*WRITTEN TASK*
Determine how many lines of the material hold the string "Submitted" and reply with only that number.

** BEGIN **

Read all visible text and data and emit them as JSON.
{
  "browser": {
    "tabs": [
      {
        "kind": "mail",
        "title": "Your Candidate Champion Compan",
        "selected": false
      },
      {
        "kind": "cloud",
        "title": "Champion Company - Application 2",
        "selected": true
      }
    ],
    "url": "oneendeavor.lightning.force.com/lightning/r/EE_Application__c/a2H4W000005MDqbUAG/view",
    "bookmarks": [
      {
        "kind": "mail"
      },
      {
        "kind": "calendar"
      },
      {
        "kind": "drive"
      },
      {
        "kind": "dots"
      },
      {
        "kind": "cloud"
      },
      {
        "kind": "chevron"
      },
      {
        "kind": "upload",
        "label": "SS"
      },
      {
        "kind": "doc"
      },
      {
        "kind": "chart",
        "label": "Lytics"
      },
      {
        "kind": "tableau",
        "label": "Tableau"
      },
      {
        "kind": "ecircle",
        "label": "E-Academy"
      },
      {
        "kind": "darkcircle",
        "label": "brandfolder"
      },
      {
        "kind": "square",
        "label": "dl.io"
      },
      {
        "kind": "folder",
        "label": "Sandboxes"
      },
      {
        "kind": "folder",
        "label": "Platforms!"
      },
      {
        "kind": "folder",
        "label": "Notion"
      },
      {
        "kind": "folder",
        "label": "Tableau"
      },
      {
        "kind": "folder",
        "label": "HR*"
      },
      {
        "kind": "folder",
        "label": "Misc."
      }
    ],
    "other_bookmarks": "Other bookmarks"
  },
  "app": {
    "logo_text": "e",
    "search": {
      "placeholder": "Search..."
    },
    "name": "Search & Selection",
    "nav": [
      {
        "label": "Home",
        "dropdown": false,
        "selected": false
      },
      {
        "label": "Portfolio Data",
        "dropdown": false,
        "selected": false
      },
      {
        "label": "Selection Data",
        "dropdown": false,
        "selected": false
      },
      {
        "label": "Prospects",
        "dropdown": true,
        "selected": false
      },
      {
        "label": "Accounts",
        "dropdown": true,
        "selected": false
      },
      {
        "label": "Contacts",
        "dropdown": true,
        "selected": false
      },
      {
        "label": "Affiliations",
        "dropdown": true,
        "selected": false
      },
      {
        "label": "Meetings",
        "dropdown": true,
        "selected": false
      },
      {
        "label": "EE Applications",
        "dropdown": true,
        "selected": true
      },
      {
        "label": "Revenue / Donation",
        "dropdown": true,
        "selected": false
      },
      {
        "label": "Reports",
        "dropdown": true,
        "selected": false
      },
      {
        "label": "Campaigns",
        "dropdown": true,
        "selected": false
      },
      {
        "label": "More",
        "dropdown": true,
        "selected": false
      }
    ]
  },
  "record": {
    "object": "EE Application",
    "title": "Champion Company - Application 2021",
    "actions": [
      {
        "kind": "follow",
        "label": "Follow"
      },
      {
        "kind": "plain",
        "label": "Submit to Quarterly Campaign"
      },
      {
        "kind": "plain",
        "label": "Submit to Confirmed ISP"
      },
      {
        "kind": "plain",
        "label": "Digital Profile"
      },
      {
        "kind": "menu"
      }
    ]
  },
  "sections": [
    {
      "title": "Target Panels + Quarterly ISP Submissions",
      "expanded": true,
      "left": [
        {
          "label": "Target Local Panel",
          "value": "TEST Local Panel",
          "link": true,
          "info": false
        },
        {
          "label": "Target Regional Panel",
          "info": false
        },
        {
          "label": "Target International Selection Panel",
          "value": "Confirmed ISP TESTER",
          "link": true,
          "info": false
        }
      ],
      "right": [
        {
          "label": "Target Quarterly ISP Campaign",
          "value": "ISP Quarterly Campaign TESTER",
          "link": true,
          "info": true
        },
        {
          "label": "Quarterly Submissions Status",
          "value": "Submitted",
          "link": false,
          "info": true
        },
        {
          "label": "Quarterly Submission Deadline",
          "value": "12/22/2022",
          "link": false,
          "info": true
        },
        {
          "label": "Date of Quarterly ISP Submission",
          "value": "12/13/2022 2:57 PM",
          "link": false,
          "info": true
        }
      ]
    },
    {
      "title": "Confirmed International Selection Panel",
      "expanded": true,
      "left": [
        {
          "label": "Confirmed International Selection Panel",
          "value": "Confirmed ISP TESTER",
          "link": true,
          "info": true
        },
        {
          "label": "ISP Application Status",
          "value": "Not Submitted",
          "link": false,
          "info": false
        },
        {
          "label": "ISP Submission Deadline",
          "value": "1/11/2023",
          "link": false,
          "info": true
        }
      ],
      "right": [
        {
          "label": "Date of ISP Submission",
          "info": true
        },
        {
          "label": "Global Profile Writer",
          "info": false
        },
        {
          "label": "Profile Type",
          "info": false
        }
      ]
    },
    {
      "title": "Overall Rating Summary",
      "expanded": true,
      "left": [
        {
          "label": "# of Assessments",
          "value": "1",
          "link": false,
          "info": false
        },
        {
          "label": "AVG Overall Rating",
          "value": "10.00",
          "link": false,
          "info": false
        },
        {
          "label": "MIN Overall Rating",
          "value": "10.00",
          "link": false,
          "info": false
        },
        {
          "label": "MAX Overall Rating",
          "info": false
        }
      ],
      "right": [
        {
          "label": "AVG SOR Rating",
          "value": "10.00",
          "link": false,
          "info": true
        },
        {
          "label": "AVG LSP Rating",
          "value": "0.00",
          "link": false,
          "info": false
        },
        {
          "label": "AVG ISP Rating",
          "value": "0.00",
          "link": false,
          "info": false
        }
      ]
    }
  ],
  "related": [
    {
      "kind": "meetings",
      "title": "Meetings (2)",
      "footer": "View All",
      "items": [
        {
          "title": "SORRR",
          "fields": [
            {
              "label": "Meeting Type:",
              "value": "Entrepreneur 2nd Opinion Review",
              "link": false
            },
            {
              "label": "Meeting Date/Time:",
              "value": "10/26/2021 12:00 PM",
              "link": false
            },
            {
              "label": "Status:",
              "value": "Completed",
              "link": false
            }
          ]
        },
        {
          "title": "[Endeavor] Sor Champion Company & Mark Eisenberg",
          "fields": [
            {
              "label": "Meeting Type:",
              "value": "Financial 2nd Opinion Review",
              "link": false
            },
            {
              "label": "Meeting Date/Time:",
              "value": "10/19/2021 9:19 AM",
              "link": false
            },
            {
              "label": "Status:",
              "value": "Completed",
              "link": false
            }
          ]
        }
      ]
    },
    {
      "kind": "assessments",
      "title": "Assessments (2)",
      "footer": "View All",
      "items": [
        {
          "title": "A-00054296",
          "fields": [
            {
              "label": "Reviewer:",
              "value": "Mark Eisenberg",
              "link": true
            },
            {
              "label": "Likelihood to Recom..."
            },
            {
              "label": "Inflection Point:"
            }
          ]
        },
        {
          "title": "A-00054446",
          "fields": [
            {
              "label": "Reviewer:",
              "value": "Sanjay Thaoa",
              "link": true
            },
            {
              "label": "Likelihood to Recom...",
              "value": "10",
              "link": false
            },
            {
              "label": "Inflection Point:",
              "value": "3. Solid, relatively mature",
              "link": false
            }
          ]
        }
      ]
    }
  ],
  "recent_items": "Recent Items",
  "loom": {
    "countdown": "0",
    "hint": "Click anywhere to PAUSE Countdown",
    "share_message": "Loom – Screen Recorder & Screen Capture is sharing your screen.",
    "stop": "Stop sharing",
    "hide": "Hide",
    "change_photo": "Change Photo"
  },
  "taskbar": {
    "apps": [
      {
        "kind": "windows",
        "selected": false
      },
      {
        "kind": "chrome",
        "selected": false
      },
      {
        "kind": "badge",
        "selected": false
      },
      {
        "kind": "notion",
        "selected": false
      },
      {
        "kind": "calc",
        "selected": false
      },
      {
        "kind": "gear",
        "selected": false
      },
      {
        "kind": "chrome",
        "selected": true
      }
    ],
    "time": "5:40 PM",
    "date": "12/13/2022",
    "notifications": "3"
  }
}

** END **

*CORRECT ANSWER*
2